> _What you are asked to do_
Return the whole listing, line for line, without the pictures in it.

> _Information shown_
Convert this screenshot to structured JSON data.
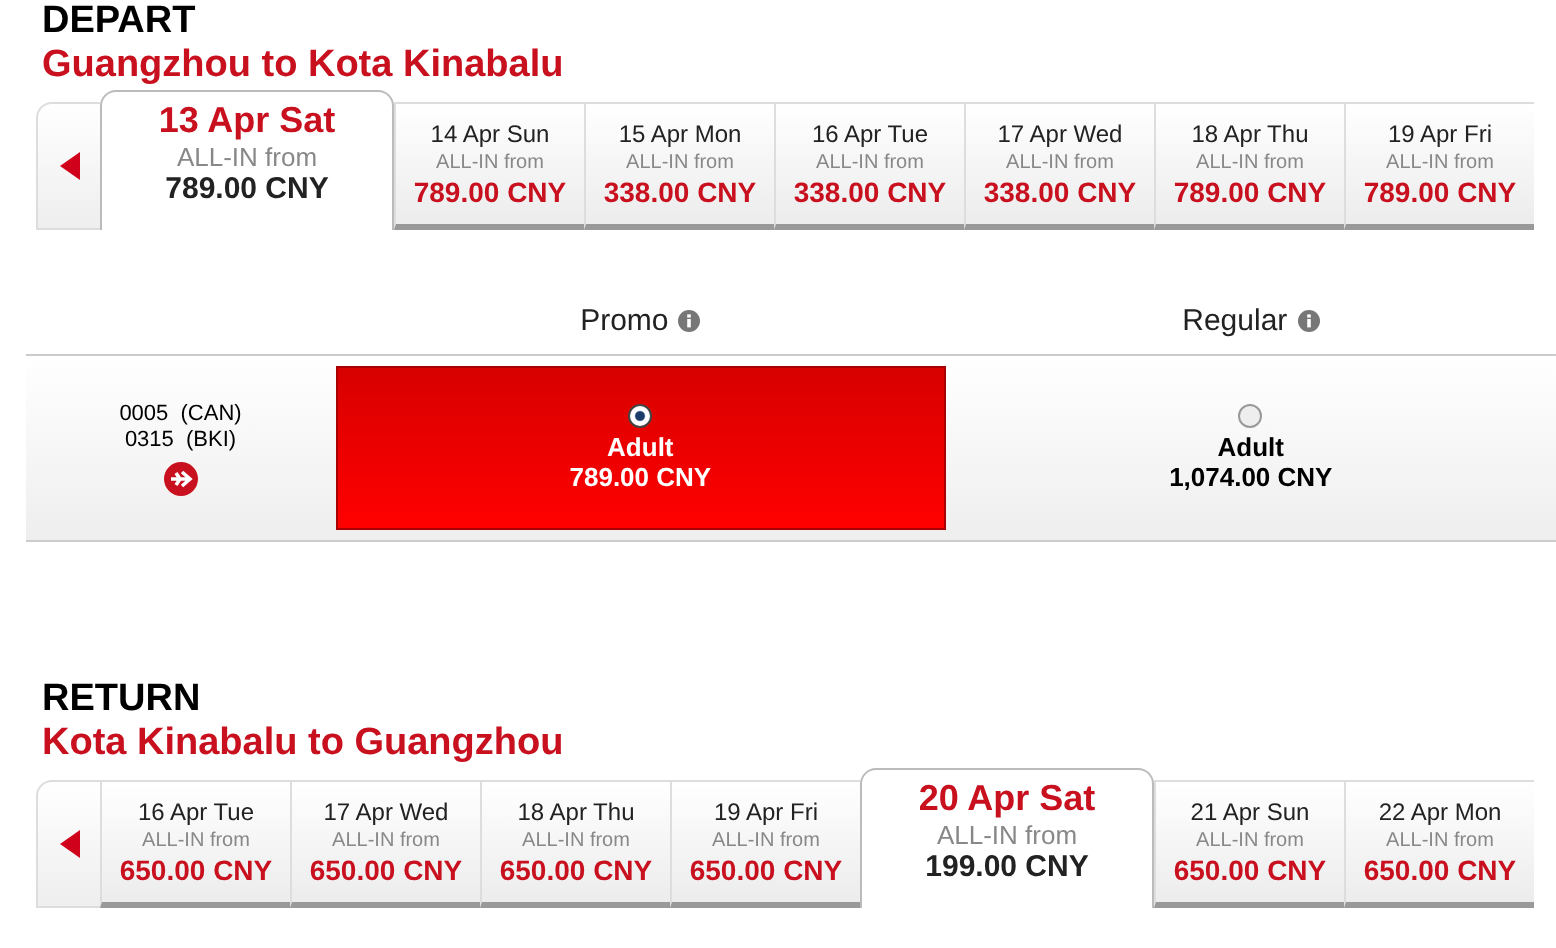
{
  "depart": {
    "heading": "DEPART",
    "route": "Guangzhou  to  Kota Kinabalu",
    "dates": [
      {
        "date": "13 Apr Sat",
        "label": "ALL-IN from",
        "price": "789.00 CNY",
        "selected": true
      },
      {
        "date": "14 Apr Sun",
        "label": "ALL-IN from",
        "price": "789.00 CNY",
        "selected": false
      },
      {
        "date": "15 Apr Mon",
        "label": "ALL-IN from",
        "price": "338.00 CNY",
        "selected": false
      },
      {
        "date": "16 Apr Tue",
        "label": "ALL-IN from",
        "price": "338.00 CNY",
        "selected": false
      },
      {
        "date": "17 Apr Wed",
        "label": "ALL-IN from",
        "price": "338.00 CNY",
        "selected": false
      },
      {
        "date": "18 Apr Thu",
        "label": "ALL-IN from",
        "price": "789.00 CNY",
        "selected": false
      },
      {
        "date": "19 Apr Fri",
        "label": "ALL-IN from",
        "price": "789.00 CNY",
        "selected": false
      }
    ]
  },
  "fares": {
    "columns": [
      {
        "label": "Promo"
      },
      {
        "label": "Regular"
      }
    ],
    "flight": {
      "lines": [
        "0005  (CAN)",
        "0315  (BKI)"
      ]
    },
    "options": [
      {
        "label": "Adult",
        "price": "789.00 CNY",
        "selected": true
      },
      {
        "label": "Adult",
        "price": "1,074.00 CNY",
        "selected": false
      }
    ]
  },
  "return": {
    "heading": "RETURN",
    "route": "Kota Kinabalu  to  Guangzhou",
    "dates": [
      {
        "date": "16 Apr Tue",
        "label": "ALL-IN from",
        "price": "650.00 CNY",
        "selected": false
      },
      {
        "date": "17 Apr Wed",
        "label": "ALL-IN from",
        "price": "650.00 CNY",
        "selected": false
      },
      {
        "date": "18 Apr Thu",
        "label": "ALL-IN from",
        "price": "650.00 CNY",
        "selected": false
      },
      {
        "date": "19 Apr Fri",
        "label": "ALL-IN from",
        "price": "650.00 CNY",
        "selected": false
      },
      {
        "date": "20 Apr Sat",
        "label": "ALL-IN from",
        "price": "199.00 CNY",
        "selected": true
      },
      {
        "date": "21 Apr Sun",
        "label": "ALL-IN from",
        "price": "650.00 CNY",
        "selected": false
      },
      {
        "date": "22 Apr Mon",
        "label": "ALL-IN from",
        "price": "650.00 CNY",
        "selected": false
      }
    ]
  }
}
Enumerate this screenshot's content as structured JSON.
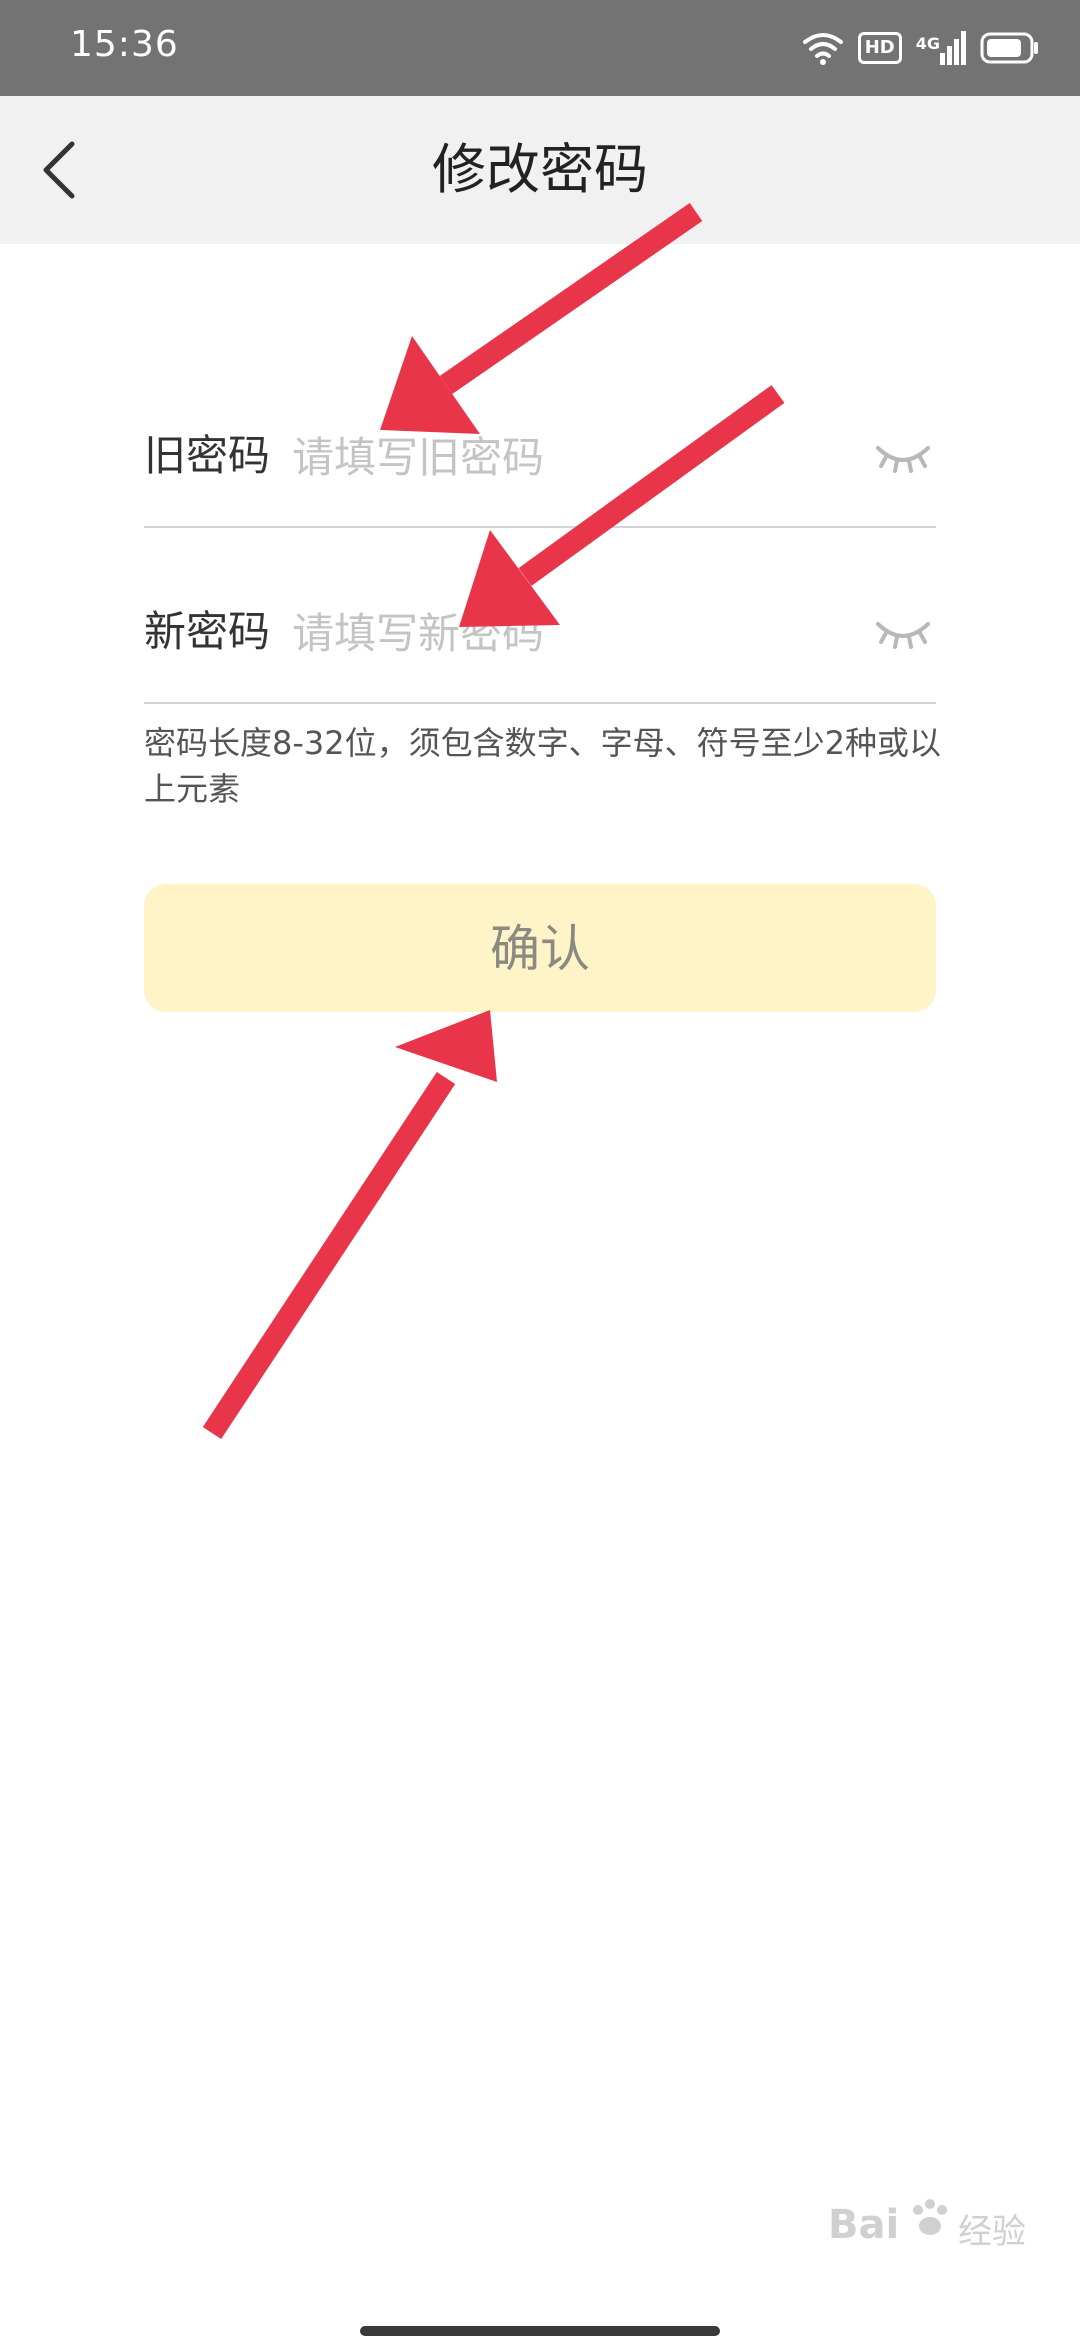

> _Correct response_
Convert this screenshot to structured JSON data.
{
  "depart": {
    "heading": "DEPART",
    "route": "Guangzhou  to  Kota Kinabalu",
    "dates": [
      {
        "date": "13 Apr Sat",
        "label": "ALL-IN from",
        "price": "789.00 CNY",
        "selected": true
      },
      {
        "date": "14 Apr Sun",
        "label": "ALL-IN from",
        "price": "789.00 CNY",
        "selected": false
      },
      {
        "date": "15 Apr Mon",
        "label": "ALL-IN from",
        "price": "338.00 CNY",
        "selected": false
      },
      {
        "date": "16 Apr Tue",
        "label": "ALL-IN from",
        "price": "338.00 CNY",
        "selected": false
      },
      {
        "date": "17 Apr Wed",
        "label": "ALL-IN from",
        "price": "338.00 CNY",
        "selected": false
      },
      {
        "date": "18 Apr Thu",
        "label": "ALL-IN from",
        "price": "789.00 CNY",
        "selected": false
      },
      {
        "date": "19 Apr Fri",
        "label": "ALL-IN from",
        "price": "789.00 CNY",
        "selected": false
      }
    ]
  },
  "fares": {
    "columns": [
      {
        "label": "Promo"
      },
      {
        "label": "Regular"
      }
    ],
    "flight": {
      "lines": [
        "0005  (CAN)",
        "0315  (BKI)"
      ]
    },
    "options": [
      {
        "label": "Adult",
        "price": "789.00 CNY",
        "selected": true
      },
      {
        "label": "Adult",
        "price": "1,074.00 CNY",
        "selected": false
      }
    ]
  },
  "return": {
    "heading": "RETURN",
    "route": "Kota Kinabalu  to  Guangzhou",
    "dates": [
      {
        "date": "16 Apr Tue",
        "label": "ALL-IN from",
        "price": "650.00 CNY",
        "selected": false
      },
      {
        "date": "17 Apr Wed",
        "label": "ALL-IN from",
        "price": "650.00 CNY",
        "selected": false
      },
      {
        "date": "18 Apr Thu",
        "label": "ALL-IN from",
        "price": "650.00 CNY",
        "selected": false
      },
      {
        "date": "19 Apr Fri",
        "label": "ALL-IN from",
        "price": "650.00 CNY",
        "selected": false
      },
      {
        "date": "20 Apr Sat",
        "label": "ALL-IN from",
        "price": "199.00 CNY",
        "selected": true
      },
      {
        "date": "21 Apr Sun",
        "label": "ALL-IN from",
        "price": "650.00 CNY",
        "selected": false
      },
      {
        "date": "22 Apr Mon",
        "label": "ALL-IN from",
        "price": "650.00 CNY",
        "selected": false
      }
    ]
  }
}
Enumerate this screenshot's content as structured JSON.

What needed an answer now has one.